Extracted records
● ● ● ●

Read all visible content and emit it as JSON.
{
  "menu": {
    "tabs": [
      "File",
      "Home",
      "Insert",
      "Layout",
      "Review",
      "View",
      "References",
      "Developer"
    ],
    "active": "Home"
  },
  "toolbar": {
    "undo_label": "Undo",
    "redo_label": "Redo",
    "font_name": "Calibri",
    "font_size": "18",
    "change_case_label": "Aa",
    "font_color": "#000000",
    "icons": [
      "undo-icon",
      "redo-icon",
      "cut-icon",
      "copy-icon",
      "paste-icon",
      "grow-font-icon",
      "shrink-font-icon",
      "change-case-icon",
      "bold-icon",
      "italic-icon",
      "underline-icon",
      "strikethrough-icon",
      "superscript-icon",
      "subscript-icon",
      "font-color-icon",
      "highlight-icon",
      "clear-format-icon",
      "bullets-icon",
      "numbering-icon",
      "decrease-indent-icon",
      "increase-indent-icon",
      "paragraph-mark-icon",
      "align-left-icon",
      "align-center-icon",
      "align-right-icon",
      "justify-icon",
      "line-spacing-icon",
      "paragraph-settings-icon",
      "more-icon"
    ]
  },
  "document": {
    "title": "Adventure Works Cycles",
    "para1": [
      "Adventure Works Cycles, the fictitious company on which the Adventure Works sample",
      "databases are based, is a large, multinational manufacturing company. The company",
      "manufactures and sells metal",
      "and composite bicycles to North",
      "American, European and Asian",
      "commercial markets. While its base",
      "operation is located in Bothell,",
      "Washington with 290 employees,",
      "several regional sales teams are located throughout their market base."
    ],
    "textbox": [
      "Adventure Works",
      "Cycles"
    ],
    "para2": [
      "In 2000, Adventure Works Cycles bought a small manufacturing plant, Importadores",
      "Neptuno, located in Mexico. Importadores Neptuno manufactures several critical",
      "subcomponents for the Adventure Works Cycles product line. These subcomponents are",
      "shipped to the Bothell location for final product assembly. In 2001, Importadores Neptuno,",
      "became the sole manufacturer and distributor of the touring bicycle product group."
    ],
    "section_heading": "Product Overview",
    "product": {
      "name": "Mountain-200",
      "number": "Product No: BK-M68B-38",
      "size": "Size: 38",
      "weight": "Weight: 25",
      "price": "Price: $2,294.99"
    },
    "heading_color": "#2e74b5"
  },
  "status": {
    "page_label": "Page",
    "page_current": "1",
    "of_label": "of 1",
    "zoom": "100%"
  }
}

● ● ● ●

Task goal> Nothing should be changed: write out all of the data as is.

Answer to the problem>
Read all visible content and emit it as JSON.
{
  "menu": {
    "tabs": [
      "File",
      "Home",
      "Insert",
      "Layout",
      "Review",
      "View",
      "References",
      "Developer"
    ],
    "active": "Home"
  },
  "toolbar": {
    "undo_label": "Undo",
    "redo_label": "Redo",
    "font_name": "Calibri",
    "font_size": "18",
    "change_case_label": "Aa",
    "font_color": "#000000",
    "icons": [
      "undo-icon",
      "redo-icon",
      "cut-icon",
      "copy-icon",
      "paste-icon",
      "grow-font-icon",
      "shrink-font-icon",
      "change-case-icon",
      "bold-icon",
      "italic-icon",
      "underline-icon",
      "strikethrough-icon",
      "superscript-icon",
      "subscript-icon",
      "font-color-icon",
      "highlight-icon",
      "clear-format-icon",
      "bullets-icon",
      "numbering-icon",
      "decrease-indent-icon",
      "increase-indent-icon",
      "paragraph-mark-icon",
      "align-left-icon",
      "align-center-icon",
      "align-right-icon",
      "justify-icon",
      "line-spacing-icon",
      "paragraph-settings-icon",
      "more-icon"
    ]
  },
  "document": {
    "title": "Adventure Works Cycles",
    "para1": [
      "Adventure Works Cycles, the fictitious company on which the Adventure Works sample",
      "databases are based, is a large, multinational manufacturing company. The company",
      "manufactures and sells metal",
      "and composite bicycles to North",
      "American, European and Asian",
      "commercial markets. While its base",
      "operation is located in Bothell,",
      "Washington with 290 employees,",
      "several regional sales teams are located throughout their market base."
    ],
    "textbox": [
      "Adventure Works",
      "Cycles"
    ],
    "para2": [
      "In 2000, Adventure Works Cycles bought a small manufacturing plant, Importadores",
      "Neptuno, located in Mexico. Importadores Neptuno manufactures several critical",
      "subcomponents for the Adventure Works Cycles product line. These subcomponents are",
      "shipped to the Bothell location for final product assembly. In 2001, Importadores Neptuno,",
      "became the sole manufacturer and distributor of the touring bicycle product group."
    ],
    "section_heading": "Product Overview",
    "product": {
      "name": "Mountain-200",
      "number": "Product No: BK-M68B-38",
      "size": "Size: 38",
      "weight": "Weight: 25",
      "price": "Price: $2,294.99"
    },
    "heading_color": "#2e74b5"
  },
  "status": {
    "page_label": "Page",
    "page_current": "1",
    "of_label": "of 1",
    "zoom": "100%"
  }
}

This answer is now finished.